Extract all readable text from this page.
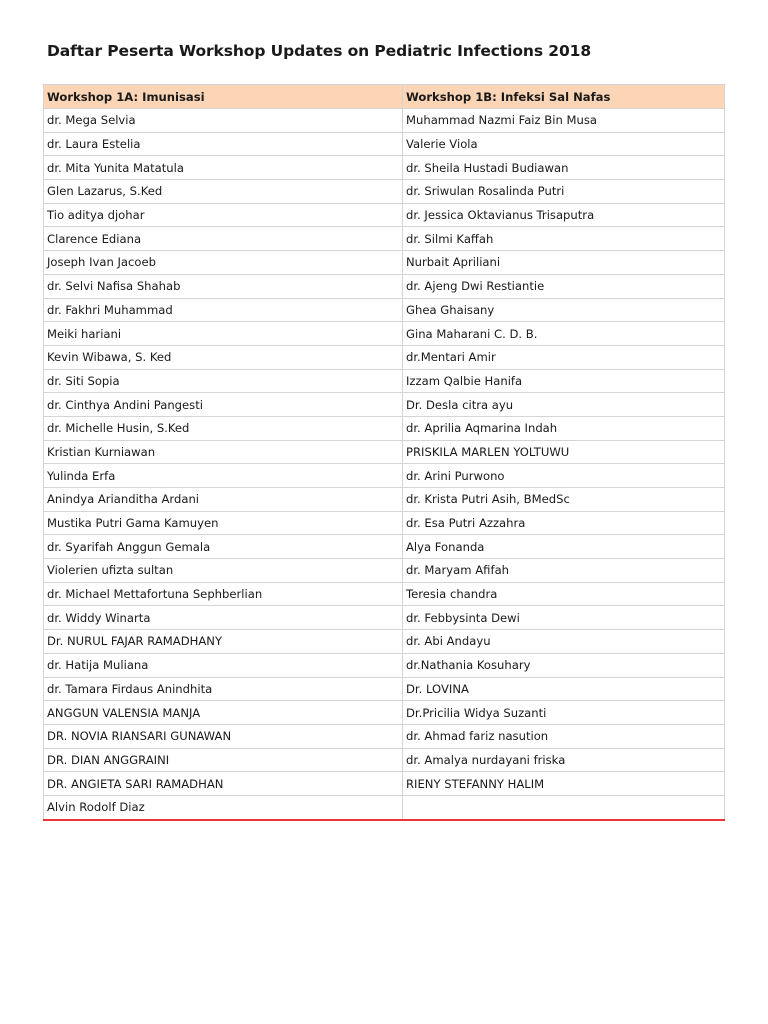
Daftar Peserta Workshop Updates on Pediatric Infections 2018
Workshop 1A: Imunisasi	Workshop 1B: Infeksi Sal Nafas
dr. Mega Selvia	Muhammad Nazmi Faiz Bin Musa
dr. Laura Estelia	Valerie Viola
dr. Mita Yunita Matatula	dr. Sheila Hustadi Budiawan
Glen Lazarus, S.Ked	dr. Sriwulan Rosalinda Putri
Tio aditya djohar	dr. Jessica Oktavianus Trisaputra
Clarence Ediana	dr. Silmi Kaffah
Joseph Ivan Jacoeb	Nurbait Apriliani
dr. Selvi Nafisa Shahab	dr. Ajeng Dwi Restiantie
dr. Fakhri Muhammad	Ghea Ghaisany
Meiki hariani	Gina Maharani C. D. B.
Kevin Wibawa, S. Ked	dr.Mentari Amir
dr. Siti Sopia	Izzam Qalbie Hanifa
dr. Cinthya Andini Pangesti	Dr. Desla citra ayu
dr. Michelle Husin, S.Ked	dr. Aprilia Aqmarina Indah
Kristian Kurniawan	PRISKILA MARLEN YOLTUWU
Yulinda Erfa	dr. Arini Purwono
Anindya Arianditha Ardani	dr. Krista Putri Asih, BMedSc
Mustika Putri Gama Kamuyen	dr. Esa Putri Azzahra
dr. Syarifah Anggun Gemala	Alya Fonanda
Violerien ufizta sultan	dr. Maryam Afifah
dr. Michael Mettafortuna Sephberlian	Teresia chandra
dr. Widdy Winarta	dr. Febbysinta Dewi
Dr. NURUL FAJAR RAMADHANY	dr. Abi Andayu
dr. Hatija Muliana	dr.Nathania Kosuhary
dr. Tamara Firdaus Anindhita	Dr. LOVINA
ANGGUN VALENSIA MANJA	Dr.Pricilia Widya Suzanti
DR. NOVIA RIANSARI GUNAWAN	dr. Ahmad fariz nasution
DR. DIAN ANGGRAINI	dr. Amalya nurdayani friska
DR. ANGIETA SARI RAMADHAN	RIENY STEFANNY HALIM
Alvin Rodolf Diaz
-*-
## [WRITTEN TASK]
Omit the pictures and restate the rest of the records verbatim.

## [OUTPUT OF THE TASK]
Extract all readable text from this page.
Daftar Peserta Workshop Updates on Pediatric Infections 2018
Workshop 1A: Imunisasi	Workshop 1B: Infeksi Sal Nafas
dr. Mega Selvia	Muhammad Nazmi Faiz Bin Musa
dr. Laura Estelia	Valerie Viola
dr. Mita Yunita Matatula	dr. Sheila Hustadi Budiawan
Glen Lazarus, S.Ked	dr. Sriwulan Rosalinda Putri
Tio aditya djohar	dr. Jessica Oktavianus Trisaputra
Clarence Ediana	dr. Silmi Kaffah
Joseph Ivan Jacoeb	Nurbait Apriliani
dr. Selvi Nafisa Shahab	dr. Ajeng Dwi Restiantie
dr. Fakhri Muhammad	Ghea Ghaisany
Meiki hariani	Gina Maharani C. D. B.
Kevin Wibawa, S. Ked	dr.Mentari Amir
dr. Siti Sopia	Izzam Qalbie Hanifa
dr. Cinthya Andini Pangesti	Dr. Desla citra ayu
dr. Michelle Husin, S.Ked	dr. Aprilia Aqmarina Indah
Kristian Kurniawan	PRISKILA MARLEN YOLTUWU
Yulinda Erfa	dr. Arini Purwono
Anindya Arianditha Ardani	dr. Krista Putri Asih, BMedSc
Mustika Putri Gama Kamuyen	dr. Esa Putri Azzahra
dr. Syarifah Anggun Gemala	Alya Fonanda
Violerien ufizta sultan	dr. Maryam Afifah
dr. Michael Mettafortuna Sephberlian	Teresia chandra
dr. Widdy Winarta	dr. Febbysinta Dewi
Dr. NURUL FAJAR RAMADHANY	dr. Abi Andayu
dr. Hatija Muliana	dr.Nathania Kosuhary
dr. Tamara Firdaus Anindhita	Dr. LOVINA
ANGGUN VALENSIA MANJA	Dr.Pricilia Widya Suzanti
DR. NOVIA RIANSARI GUNAWAN	dr. Ahmad fariz nasution
DR. DIAN ANGGRAINI	dr. Amalya nurdayani friska
DR. ANGIETA SARI RAMADHAN	RIENY STEFANNY HALIM
Alvin Rodolf Diaz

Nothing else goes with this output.